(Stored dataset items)
* Start *
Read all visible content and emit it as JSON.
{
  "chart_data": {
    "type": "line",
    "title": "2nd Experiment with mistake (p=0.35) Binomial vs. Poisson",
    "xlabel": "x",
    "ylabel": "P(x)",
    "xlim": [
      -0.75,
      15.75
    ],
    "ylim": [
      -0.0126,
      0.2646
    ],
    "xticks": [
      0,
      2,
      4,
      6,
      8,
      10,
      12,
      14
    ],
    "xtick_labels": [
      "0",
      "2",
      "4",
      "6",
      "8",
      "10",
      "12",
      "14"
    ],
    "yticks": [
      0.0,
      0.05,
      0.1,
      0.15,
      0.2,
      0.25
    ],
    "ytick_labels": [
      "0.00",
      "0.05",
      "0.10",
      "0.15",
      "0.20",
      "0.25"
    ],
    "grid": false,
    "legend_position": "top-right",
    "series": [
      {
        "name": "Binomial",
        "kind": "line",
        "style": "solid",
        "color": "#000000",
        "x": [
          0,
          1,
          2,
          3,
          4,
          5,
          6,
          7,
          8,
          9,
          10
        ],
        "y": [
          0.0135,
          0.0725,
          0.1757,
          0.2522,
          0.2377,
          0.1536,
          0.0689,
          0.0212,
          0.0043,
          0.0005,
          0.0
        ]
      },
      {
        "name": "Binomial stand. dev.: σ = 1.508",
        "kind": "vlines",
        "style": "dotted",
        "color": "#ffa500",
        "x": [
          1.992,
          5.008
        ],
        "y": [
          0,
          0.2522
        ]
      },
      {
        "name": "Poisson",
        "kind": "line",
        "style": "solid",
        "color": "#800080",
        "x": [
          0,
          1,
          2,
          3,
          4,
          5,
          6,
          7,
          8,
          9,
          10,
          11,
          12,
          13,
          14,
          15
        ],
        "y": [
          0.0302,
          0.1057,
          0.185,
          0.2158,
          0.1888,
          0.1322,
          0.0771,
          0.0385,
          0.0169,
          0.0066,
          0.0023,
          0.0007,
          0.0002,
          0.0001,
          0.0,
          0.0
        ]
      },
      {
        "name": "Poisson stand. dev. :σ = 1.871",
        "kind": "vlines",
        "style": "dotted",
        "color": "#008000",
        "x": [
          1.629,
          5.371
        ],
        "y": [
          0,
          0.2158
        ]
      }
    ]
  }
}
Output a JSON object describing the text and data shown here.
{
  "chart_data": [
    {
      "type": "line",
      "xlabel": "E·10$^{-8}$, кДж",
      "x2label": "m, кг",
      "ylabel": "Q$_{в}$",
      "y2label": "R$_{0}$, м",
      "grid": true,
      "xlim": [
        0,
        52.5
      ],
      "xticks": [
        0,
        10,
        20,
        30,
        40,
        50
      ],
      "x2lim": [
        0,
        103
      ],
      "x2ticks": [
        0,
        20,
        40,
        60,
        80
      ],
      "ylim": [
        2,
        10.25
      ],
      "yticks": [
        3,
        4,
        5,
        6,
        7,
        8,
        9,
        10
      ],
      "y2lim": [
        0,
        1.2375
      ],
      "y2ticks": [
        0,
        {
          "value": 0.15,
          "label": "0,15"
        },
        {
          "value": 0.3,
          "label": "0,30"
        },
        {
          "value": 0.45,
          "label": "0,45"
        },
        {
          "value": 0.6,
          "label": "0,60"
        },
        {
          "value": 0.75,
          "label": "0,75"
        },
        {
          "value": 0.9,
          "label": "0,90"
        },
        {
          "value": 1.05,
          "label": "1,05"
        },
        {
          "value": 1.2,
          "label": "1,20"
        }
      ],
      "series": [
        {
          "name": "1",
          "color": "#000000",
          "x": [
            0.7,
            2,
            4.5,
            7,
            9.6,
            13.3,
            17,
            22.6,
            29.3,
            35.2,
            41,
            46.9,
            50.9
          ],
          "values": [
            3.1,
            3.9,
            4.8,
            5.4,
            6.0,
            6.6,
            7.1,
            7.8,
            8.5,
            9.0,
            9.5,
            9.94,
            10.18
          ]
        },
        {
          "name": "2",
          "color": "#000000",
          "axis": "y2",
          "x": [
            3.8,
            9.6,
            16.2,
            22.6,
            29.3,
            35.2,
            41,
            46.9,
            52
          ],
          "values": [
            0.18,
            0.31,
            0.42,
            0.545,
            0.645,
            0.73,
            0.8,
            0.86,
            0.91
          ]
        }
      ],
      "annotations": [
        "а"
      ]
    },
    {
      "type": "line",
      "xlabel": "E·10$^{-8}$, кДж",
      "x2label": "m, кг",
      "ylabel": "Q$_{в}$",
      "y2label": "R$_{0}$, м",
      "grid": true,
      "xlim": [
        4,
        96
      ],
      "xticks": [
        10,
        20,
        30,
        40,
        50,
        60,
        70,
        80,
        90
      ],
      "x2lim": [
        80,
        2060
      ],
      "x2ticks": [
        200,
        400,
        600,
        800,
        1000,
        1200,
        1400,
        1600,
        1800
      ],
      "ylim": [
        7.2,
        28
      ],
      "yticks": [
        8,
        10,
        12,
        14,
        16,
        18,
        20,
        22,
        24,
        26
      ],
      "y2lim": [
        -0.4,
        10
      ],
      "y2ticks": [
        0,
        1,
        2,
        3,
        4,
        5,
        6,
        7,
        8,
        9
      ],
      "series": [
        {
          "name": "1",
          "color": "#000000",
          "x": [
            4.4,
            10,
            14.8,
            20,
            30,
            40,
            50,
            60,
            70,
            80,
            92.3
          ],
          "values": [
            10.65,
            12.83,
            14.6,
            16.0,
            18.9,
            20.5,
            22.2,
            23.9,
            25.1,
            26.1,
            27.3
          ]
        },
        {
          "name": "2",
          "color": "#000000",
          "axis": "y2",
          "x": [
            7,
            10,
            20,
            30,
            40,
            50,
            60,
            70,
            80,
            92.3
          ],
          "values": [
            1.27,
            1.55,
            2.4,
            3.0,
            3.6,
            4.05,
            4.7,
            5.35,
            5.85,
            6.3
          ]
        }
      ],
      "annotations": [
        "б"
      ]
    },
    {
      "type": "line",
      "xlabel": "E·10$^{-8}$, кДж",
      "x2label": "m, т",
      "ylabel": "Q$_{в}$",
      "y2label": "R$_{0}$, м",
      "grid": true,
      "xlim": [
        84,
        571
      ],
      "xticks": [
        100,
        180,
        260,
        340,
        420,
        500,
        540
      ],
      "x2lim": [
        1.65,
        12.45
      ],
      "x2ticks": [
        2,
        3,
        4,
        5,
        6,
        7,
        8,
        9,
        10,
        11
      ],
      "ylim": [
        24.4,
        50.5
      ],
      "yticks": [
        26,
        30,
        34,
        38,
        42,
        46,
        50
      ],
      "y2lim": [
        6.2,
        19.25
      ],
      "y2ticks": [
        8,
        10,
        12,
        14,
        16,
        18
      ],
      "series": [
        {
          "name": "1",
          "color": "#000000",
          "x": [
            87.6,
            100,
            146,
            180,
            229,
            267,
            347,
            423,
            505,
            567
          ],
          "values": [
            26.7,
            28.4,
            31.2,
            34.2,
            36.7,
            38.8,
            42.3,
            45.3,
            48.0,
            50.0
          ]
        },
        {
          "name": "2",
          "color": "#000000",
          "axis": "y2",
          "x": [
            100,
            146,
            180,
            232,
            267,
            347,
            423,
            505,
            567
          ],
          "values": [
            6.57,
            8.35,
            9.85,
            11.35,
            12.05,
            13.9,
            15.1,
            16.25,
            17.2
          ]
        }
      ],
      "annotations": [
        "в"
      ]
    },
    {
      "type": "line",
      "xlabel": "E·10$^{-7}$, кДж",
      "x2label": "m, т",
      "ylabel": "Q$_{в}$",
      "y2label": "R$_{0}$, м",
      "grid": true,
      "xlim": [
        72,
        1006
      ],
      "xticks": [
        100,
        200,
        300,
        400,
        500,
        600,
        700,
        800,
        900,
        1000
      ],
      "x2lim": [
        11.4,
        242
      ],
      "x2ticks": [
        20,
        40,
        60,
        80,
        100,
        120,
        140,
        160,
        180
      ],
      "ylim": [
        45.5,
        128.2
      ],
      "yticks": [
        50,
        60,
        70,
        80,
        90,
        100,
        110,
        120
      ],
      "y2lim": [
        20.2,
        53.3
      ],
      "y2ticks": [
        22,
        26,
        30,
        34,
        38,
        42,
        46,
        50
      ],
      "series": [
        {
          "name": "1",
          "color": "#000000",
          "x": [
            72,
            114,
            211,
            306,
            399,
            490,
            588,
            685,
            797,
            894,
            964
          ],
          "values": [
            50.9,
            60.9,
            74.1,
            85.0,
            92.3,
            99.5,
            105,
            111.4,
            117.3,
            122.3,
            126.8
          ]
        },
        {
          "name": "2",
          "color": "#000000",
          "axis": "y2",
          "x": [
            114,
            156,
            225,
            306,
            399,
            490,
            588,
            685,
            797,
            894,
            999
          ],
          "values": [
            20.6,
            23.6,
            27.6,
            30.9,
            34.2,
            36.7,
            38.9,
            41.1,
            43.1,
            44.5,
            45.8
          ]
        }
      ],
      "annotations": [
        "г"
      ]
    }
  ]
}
* End *
◆ Required task
In the entries above, how many lines hold the word "JSON"? State the number and nothing else.

◆ Finished exercise
2